▸ What to do: Count the lines below that contain the word "collection", and report only that number.

(Figure contents as structured data)
:::::

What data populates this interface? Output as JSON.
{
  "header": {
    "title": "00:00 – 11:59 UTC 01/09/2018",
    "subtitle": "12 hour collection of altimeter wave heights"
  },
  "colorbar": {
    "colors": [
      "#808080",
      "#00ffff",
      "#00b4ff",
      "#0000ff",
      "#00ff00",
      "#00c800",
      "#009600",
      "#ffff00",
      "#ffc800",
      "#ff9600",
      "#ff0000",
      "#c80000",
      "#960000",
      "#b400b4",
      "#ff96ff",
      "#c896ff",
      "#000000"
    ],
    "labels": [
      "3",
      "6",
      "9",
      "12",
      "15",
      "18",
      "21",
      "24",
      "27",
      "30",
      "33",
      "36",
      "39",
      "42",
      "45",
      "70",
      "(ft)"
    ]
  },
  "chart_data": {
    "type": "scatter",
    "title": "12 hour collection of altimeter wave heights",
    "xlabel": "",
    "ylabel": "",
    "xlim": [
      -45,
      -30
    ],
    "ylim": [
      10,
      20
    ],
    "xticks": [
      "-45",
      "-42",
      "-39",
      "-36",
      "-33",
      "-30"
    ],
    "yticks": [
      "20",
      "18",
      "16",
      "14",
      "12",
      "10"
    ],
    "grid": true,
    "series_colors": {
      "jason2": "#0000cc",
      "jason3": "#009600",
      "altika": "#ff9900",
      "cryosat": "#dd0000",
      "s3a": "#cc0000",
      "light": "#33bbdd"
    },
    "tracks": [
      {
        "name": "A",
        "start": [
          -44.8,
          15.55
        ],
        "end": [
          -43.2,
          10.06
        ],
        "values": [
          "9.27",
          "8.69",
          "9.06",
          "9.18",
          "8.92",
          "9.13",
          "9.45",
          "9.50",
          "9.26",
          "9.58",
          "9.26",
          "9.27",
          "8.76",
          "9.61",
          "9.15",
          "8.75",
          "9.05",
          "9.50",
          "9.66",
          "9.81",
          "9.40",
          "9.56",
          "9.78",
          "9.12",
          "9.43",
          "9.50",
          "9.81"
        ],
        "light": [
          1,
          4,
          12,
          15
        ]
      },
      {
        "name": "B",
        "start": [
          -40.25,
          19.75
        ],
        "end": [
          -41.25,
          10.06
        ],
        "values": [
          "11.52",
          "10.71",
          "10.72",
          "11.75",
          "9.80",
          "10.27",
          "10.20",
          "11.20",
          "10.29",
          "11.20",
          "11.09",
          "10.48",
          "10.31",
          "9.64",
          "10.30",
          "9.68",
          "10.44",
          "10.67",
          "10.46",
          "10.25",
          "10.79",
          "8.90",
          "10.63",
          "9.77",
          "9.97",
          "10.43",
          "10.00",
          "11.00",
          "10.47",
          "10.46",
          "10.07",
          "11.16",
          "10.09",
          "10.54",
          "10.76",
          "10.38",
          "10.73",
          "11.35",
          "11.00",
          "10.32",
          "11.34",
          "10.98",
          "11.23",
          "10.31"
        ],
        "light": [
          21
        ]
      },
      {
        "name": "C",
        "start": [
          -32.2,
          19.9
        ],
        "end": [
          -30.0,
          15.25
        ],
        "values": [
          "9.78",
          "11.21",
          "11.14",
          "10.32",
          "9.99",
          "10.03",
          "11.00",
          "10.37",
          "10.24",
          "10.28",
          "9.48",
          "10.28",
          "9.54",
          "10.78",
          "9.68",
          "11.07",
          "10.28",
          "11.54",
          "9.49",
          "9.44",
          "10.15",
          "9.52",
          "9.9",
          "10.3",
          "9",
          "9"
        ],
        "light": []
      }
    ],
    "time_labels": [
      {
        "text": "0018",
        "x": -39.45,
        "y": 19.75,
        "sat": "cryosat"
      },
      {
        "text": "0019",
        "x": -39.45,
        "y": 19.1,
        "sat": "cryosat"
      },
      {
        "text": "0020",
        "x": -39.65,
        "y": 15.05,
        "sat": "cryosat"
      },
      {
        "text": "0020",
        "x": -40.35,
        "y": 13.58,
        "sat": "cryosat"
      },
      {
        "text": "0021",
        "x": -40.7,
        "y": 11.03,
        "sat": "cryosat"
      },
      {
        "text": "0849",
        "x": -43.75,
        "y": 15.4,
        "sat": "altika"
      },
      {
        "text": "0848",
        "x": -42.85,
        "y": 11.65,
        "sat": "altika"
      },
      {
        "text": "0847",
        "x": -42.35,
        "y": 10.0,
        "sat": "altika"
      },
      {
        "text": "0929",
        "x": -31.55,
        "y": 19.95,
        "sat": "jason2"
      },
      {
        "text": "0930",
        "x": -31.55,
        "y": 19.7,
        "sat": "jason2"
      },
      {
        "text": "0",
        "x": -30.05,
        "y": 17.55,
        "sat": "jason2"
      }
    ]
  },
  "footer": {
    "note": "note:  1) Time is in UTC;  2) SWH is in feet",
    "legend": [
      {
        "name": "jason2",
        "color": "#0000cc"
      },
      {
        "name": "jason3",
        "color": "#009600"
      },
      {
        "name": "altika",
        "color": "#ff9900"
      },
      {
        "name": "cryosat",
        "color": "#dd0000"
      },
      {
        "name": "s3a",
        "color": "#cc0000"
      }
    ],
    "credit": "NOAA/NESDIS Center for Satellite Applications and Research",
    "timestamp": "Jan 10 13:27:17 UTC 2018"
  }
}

:::::

▸ Response to the task: 2